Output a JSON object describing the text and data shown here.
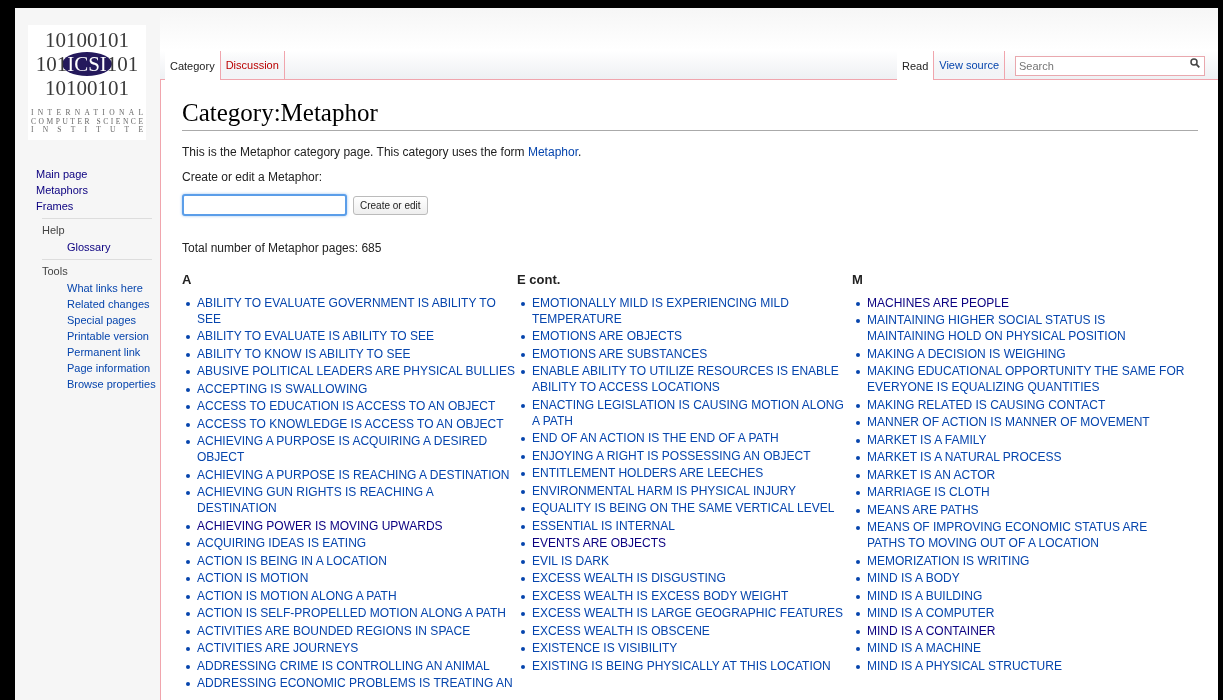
{
  "logo": {
    "rows": [
      "10100101",
      "10100101"
    ],
    "middle": [
      "101",
      "ICSI",
      "101"
    ],
    "caption": [
      "INTERNATIONAL",
      "COMPUTER SCIENCE",
      "INSTITUTE"
    ]
  },
  "sidebar": {
    "items": [
      {
        "label": "Main page",
        "visited": true
      },
      {
        "label": "Metaphors",
        "visited": true
      },
      {
        "label": "Frames",
        "visited": true
      }
    ],
    "sections": [
      {
        "heading": "Help",
        "items": [
          {
            "label": "Glossary",
            "visited": true
          }
        ]
      },
      {
        "heading": "Tools",
        "items": [
          {
            "label": "What links here",
            "visited": false
          },
          {
            "label": "Related changes",
            "visited": false
          },
          {
            "label": "Special pages",
            "visited": false
          },
          {
            "label": "Printable version",
            "visited": false
          },
          {
            "label": "Permanent link",
            "visited": false
          },
          {
            "label": "Page information",
            "visited": false
          },
          {
            "label": "Browse properties",
            "visited": false
          }
        ]
      }
    ]
  },
  "tabs_left": [
    {
      "label": "Category",
      "selected": true,
      "missing": false
    },
    {
      "label": "Discussion",
      "selected": false,
      "missing": true
    }
  ],
  "tabs_right": [
    {
      "label": "Read",
      "selected": true,
      "missing": false
    },
    {
      "label": "View source",
      "selected": false,
      "missing": false
    }
  ],
  "search": {
    "placeholder": "Search"
  },
  "title": "Category:Metaphor",
  "intro": {
    "before": "This is the Metaphor category page. This category uses the form ",
    "link": "Metaphor",
    "after": "."
  },
  "form": {
    "label": "Create or edit a Metaphor:",
    "focused": true,
    "button": "Create or edit"
  },
  "total": "Total number of Metaphor pages: 685",
  "columns": [
    {
      "heading": "A",
      "items": [
        {
          "label": "ABILITY TO EVALUATE GOVERNMENT IS ABILITY TO SEE",
          "visited": false
        },
        {
          "label": "ABILITY TO EVALUATE IS ABILITY TO SEE",
          "visited": false
        },
        {
          "label": "ABILITY TO KNOW IS ABILITY TO SEE",
          "visited": false
        },
        {
          "label": "ABUSIVE POLITICAL LEADERS ARE PHYSICAL BULLIES",
          "visited": false
        },
        {
          "label": "ACCEPTING IS SWALLOWING",
          "visited": false
        },
        {
          "label": "ACCESS TO EDUCATION IS ACCESS TO AN OBJECT",
          "visited": false
        },
        {
          "label": "ACCESS TO KNOWLEDGE IS ACCESS TO AN OBJECT",
          "visited": false
        },
        {
          "label": "ACHIEVING A PURPOSE IS ACQUIRING A DESIRED OBJECT",
          "visited": false
        },
        {
          "label": "ACHIEVING A PURPOSE IS REACHING A DESTINATION",
          "visited": false
        },
        {
          "label": "ACHIEVING GUN RIGHTS IS REACHING A DESTINATION",
          "visited": false
        },
        {
          "label": "ACHIEVING POWER IS MOVING UPWARDS",
          "visited": true
        },
        {
          "label": "ACQUIRING IDEAS IS EATING",
          "visited": false
        },
        {
          "label": "ACTION IS BEING IN A LOCATION",
          "visited": false
        },
        {
          "label": "ACTION IS MOTION",
          "visited": false
        },
        {
          "label": "ACTION IS MOTION ALONG A PATH",
          "visited": false
        },
        {
          "label": "ACTION IS SELF-PROPELLED MOTION ALONG A PATH",
          "visited": false
        },
        {
          "label": "ACTIVITIES ARE BOUNDED REGIONS IN SPACE",
          "visited": false
        },
        {
          "label": "ACTIVITIES ARE JOURNEYS",
          "visited": false
        },
        {
          "label": "ADDRESSING CRIME IS CONTROLLING AN ANIMAL",
          "visited": false
        },
        {
          "label": "ADDRESSING ECONOMIC PROBLEMS IS TREATING AN",
          "visited": false
        }
      ]
    },
    {
      "heading": "E cont.",
      "items": [
        {
          "label": "EMOTIONALLY MILD IS EXPERIENCING MILD TEMPERATURE",
          "visited": false
        },
        {
          "label": "EMOTIONS ARE OBJECTS",
          "visited": false
        },
        {
          "label": "EMOTIONS ARE SUBSTANCES",
          "visited": false
        },
        {
          "label": "ENABLE ABILITY TO UTILIZE RESOURCES IS ENABLE ABILITY TO ACCESS LOCATIONS",
          "visited": false
        },
        {
          "label": "ENACTING LEGISLATION IS CAUSING MOTION ALONG A PATH",
          "visited": false
        },
        {
          "label": "END OF AN ACTION IS THE END OF A PATH",
          "visited": false
        },
        {
          "label": "ENJOYING A RIGHT IS POSSESSING AN OBJECT",
          "visited": false
        },
        {
          "label": "ENTITLEMENT HOLDERS ARE LEECHES",
          "visited": false
        },
        {
          "label": "ENVIRONMENTAL HARM IS PHYSICAL INJURY",
          "visited": false
        },
        {
          "label": "EQUALITY IS BEING ON THE SAME VERTICAL LEVEL",
          "visited": false
        },
        {
          "label": "ESSENTIAL IS INTERNAL",
          "visited": false
        },
        {
          "label": "EVENTS ARE OBJECTS",
          "visited": true
        },
        {
          "label": "EVIL IS DARK",
          "visited": false
        },
        {
          "label": "EXCESS WEALTH IS DISGUSTING",
          "visited": false
        },
        {
          "label": "EXCESS WEALTH IS EXCESS BODY WEIGHT",
          "visited": false
        },
        {
          "label": "EXCESS WEALTH IS LARGE GEOGRAPHIC FEATURES",
          "visited": false
        },
        {
          "label": "EXCESS WEALTH IS OBSCENE",
          "visited": false
        },
        {
          "label": "EXISTENCE IS VISIBILITY",
          "visited": false
        },
        {
          "label": "EXISTING IS BEING PHYSICALLY AT THIS LOCATION",
          "visited": false
        }
      ]
    },
    {
      "heading": "M",
      "items": [
        {
          "label": "MACHINES ARE PEOPLE",
          "visited": true
        },
        {
          "label": "MAINTAINING HIGHER SOCIAL STATUS IS MAINTAINING HOLD ON PHYSICAL POSITION",
          "visited": false
        },
        {
          "label": "MAKING A DECISION IS WEIGHING",
          "visited": false
        },
        {
          "label": "MAKING EDUCATIONAL OPPORTUNITY THE SAME FOR EVERYONE IS EQUALIZING QUANTITIES",
          "visited": false
        },
        {
          "label": "MAKING RELATED IS CAUSING CONTACT",
          "visited": false
        },
        {
          "label": "MANNER OF ACTION IS MANNER OF MOVEMENT",
          "visited": false
        },
        {
          "label": "MARKET IS A FAMILY",
          "visited": false
        },
        {
          "label": "MARKET IS A NATURAL PROCESS",
          "visited": false
        },
        {
          "label": "MARKET IS AN ACTOR",
          "visited": false
        },
        {
          "label": "MARRIAGE IS CLOTH",
          "visited": false
        },
        {
          "label": "MEANS ARE PATHS",
          "visited": false
        },
        {
          "label": "MEANS OF IMPROVING ECONOMIC STATUS ARE PATHS TO MOVING OUT OF A LOCATION",
          "visited": false
        },
        {
          "label": "MEMORIZATION IS WRITING",
          "visited": false
        },
        {
          "label": "MIND IS A BODY",
          "visited": false
        },
        {
          "label": "MIND IS A BUILDING",
          "visited": false
        },
        {
          "label": "MIND IS A COMPUTER",
          "visited": false
        },
        {
          "label": "MIND IS A CONTAINER",
          "visited": true
        },
        {
          "label": "MIND IS A MACHINE",
          "visited": false
        },
        {
          "label": "MIND IS A PHYSICAL STRUCTURE",
          "visited": false
        }
      ]
    }
  ]
}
..............................
(WRITTEN REQUEST): Each entry should be repeated exactly as it appears; the pictures stay out.

(WRITTEN ANSWER):
Output a JSON object describing the text and data shown here.
{
  "logo": {
    "rows": [
      "10100101",
      "10100101"
    ],
    "middle": [
      "101",
      "ICSI",
      "101"
    ],
    "caption": [
      "INTERNATIONAL",
      "COMPUTER SCIENCE",
      "INSTITUTE"
    ]
  },
  "sidebar": {
    "items": [
      {
        "label": "Main page",
        "visited": true
      },
      {
        "label": "Metaphors",
        "visited": true
      },
      {
        "label": "Frames",
        "visited": true
      }
    ],
    "sections": [
      {
        "heading": "Help",
        "items": [
          {
            "label": "Glossary",
            "visited": true
          }
        ]
      },
      {
        "heading": "Tools",
        "items": [
          {
            "label": "What links here",
            "visited": false
          },
          {
            "label": "Related changes",
            "visited": false
          },
          {
            "label": "Special pages",
            "visited": false
          },
          {
            "label": "Printable version",
            "visited": false
          },
          {
            "label": "Permanent link",
            "visited": false
          },
          {
            "label": "Page information",
            "visited": false
          },
          {
            "label": "Browse properties",
            "visited": false
          }
        ]
      }
    ]
  },
  "tabs_left": [
    {
      "label": "Category",
      "selected": true,
      "missing": false
    },
    {
      "label": "Discussion",
      "selected": false,
      "missing": true
    }
  ],
  "tabs_right": [
    {
      "label": "Read",
      "selected": true,
      "missing": false
    },
    {
      "label": "View source",
      "selected": false,
      "missing": false
    }
  ],
  "search": {
    "placeholder": "Search"
  },
  "title": "Category:Metaphor",
  "intro": {
    "before": "This is the Metaphor category page. This category uses the form ",
    "link": "Metaphor",
    "after": "."
  },
  "form": {
    "label": "Create or edit a Metaphor:",
    "focused": true,
    "button": "Create or edit"
  },
  "total": "Total number of Metaphor pages: 685",
  "columns": [
    {
      "heading": "A",
      "items": [
        {
          "label": "ABILITY TO EVALUATE GOVERNMENT IS ABILITY TO SEE",
          "visited": false
        },
        {
          "label": "ABILITY TO EVALUATE IS ABILITY TO SEE",
          "visited": false
        },
        {
          "label": "ABILITY TO KNOW IS ABILITY TO SEE",
          "visited": false
        },
        {
          "label": "ABUSIVE POLITICAL LEADERS ARE PHYSICAL BULLIES",
          "visited": false
        },
        {
          "label": "ACCEPTING IS SWALLOWING",
          "visited": false
        },
        {
          "label": "ACCESS TO EDUCATION IS ACCESS TO AN OBJECT",
          "visited": false
        },
        {
          "label": "ACCESS TO KNOWLEDGE IS ACCESS TO AN OBJECT",
          "visited": false
        },
        {
          "label": "ACHIEVING A PURPOSE IS ACQUIRING A DESIRED OBJECT",
          "visited": false
        },
        {
          "label": "ACHIEVING A PURPOSE IS REACHING A DESTINATION",
          "visited": false
        },
        {
          "label": "ACHIEVING GUN RIGHTS IS REACHING A DESTINATION",
          "visited": false
        },
        {
          "label": "ACHIEVING POWER IS MOVING UPWARDS",
          "visited": true
        },
        {
          "label": "ACQUIRING IDEAS IS EATING",
          "visited": false
        },
        {
          "label": "ACTION IS BEING IN A LOCATION",
          "visited": false
        },
        {
          "label": "ACTION IS MOTION",
          "visited": false
        },
        {
          "label": "ACTION IS MOTION ALONG A PATH",
          "visited": false
        },
        {
          "label": "ACTION IS SELF-PROPELLED MOTION ALONG A PATH",
          "visited": false
        },
        {
          "label": "ACTIVITIES ARE BOUNDED REGIONS IN SPACE",
          "visited": false
        },
        {
          "label": "ACTIVITIES ARE JOURNEYS",
          "visited": false
        },
        {
          "label": "ADDRESSING CRIME IS CONTROLLING AN ANIMAL",
          "visited": false
        },
        {
          "label": "ADDRESSING ECONOMIC PROBLEMS IS TREATING AN",
          "visited": false
        }
      ]
    },
    {
      "heading": "E cont.",
      "items": [
        {
          "label": "EMOTIONALLY MILD IS EXPERIENCING MILD TEMPERATURE",
          "visited": false
        },
        {
          "label": "EMOTIONS ARE OBJECTS",
          "visited": false
        },
        {
          "label": "EMOTIONS ARE SUBSTANCES",
          "visited": false
        },
        {
          "label": "ENABLE ABILITY TO UTILIZE RESOURCES IS ENABLE ABILITY TO ACCESS LOCATIONS",
          "visited": false
        },
        {
          "label": "ENACTING LEGISLATION IS CAUSING MOTION ALONG A PATH",
          "visited": false
        },
        {
          "label": "END OF AN ACTION IS THE END OF A PATH",
          "visited": false
        },
        {
          "label": "ENJOYING A RIGHT IS POSSESSING AN OBJECT",
          "visited": false
        },
        {
          "label": "ENTITLEMENT HOLDERS ARE LEECHES",
          "visited": false
        },
        {
          "label": "ENVIRONMENTAL HARM IS PHYSICAL INJURY",
          "visited": false
        },
        {
          "label": "EQUALITY IS BEING ON THE SAME VERTICAL LEVEL",
          "visited": false
        },
        {
          "label": "ESSENTIAL IS INTERNAL",
          "visited": false
        },
        {
          "label": "EVENTS ARE OBJECTS",
          "visited": true
        },
        {
          "label": "EVIL IS DARK",
          "visited": false
        },
        {
          "label": "EXCESS WEALTH IS DISGUSTING",
          "visited": false
        },
        {
          "label": "EXCESS WEALTH IS EXCESS BODY WEIGHT",
          "visited": false
        },
        {
          "label": "EXCESS WEALTH IS LARGE GEOGRAPHIC FEATURES",
          "visited": false
        },
        {
          "label": "EXCESS WEALTH IS OBSCENE",
          "visited": false
        },
        {
          "label": "EXISTENCE IS VISIBILITY",
          "visited": false
        },
        {
          "label": "EXISTING IS BEING PHYSICALLY AT THIS LOCATION",
          "visited": false
        }
      ]
    },
    {
      "heading": "M",
      "items": [
        {
          "label": "MACHINES ARE PEOPLE",
          "visited": true
        },
        {
          "label": "MAINTAINING HIGHER SOCIAL STATUS IS MAINTAINING HOLD ON PHYSICAL POSITION",
          "visited": false
        },
        {
          "label": "MAKING A DECISION IS WEIGHING",
          "visited": false
        },
        {
          "label": "MAKING EDUCATIONAL OPPORTUNITY THE SAME FOR EVERYONE IS EQUALIZING QUANTITIES",
          "visited": false
        },
        {
          "label": "MAKING RELATED IS CAUSING CONTACT",
          "visited": false
        },
        {
          "label": "MANNER OF ACTION IS MANNER OF MOVEMENT",
          "visited": false
        },
        {
          "label": "MARKET IS A FAMILY",
          "visited": false
        },
        {
          "label": "MARKET IS A NATURAL PROCESS",
          "visited": false
        },
        {
          "label": "MARKET IS AN ACTOR",
          "visited": false
        },
        {
          "label": "MARRIAGE IS CLOTH",
          "visited": false
        },
        {
          "label": "MEANS ARE PATHS",
          "visited": false
        },
        {
          "label": "MEANS OF IMPROVING ECONOMIC STATUS ARE PATHS TO MOVING OUT OF A LOCATION",
          "visited": false
        },
        {
          "label": "MEMORIZATION IS WRITING",
          "visited": false
        },
        {
          "label": "MIND IS A BODY",
          "visited": false
        },
        {
          "label": "MIND IS A BUILDING",
          "visited": false
        },
        {
          "label": "MIND IS A COMPUTER",
          "visited": false
        },
        {
          "label": "MIND IS A CONTAINER",
          "visited": true
        },
        {
          "label": "MIND IS A MACHINE",
          "visited": false
        },
        {
          "label": "MIND IS A PHYSICAL STRUCTURE",
          "visited": false
        }
      ]
    }
  ]
}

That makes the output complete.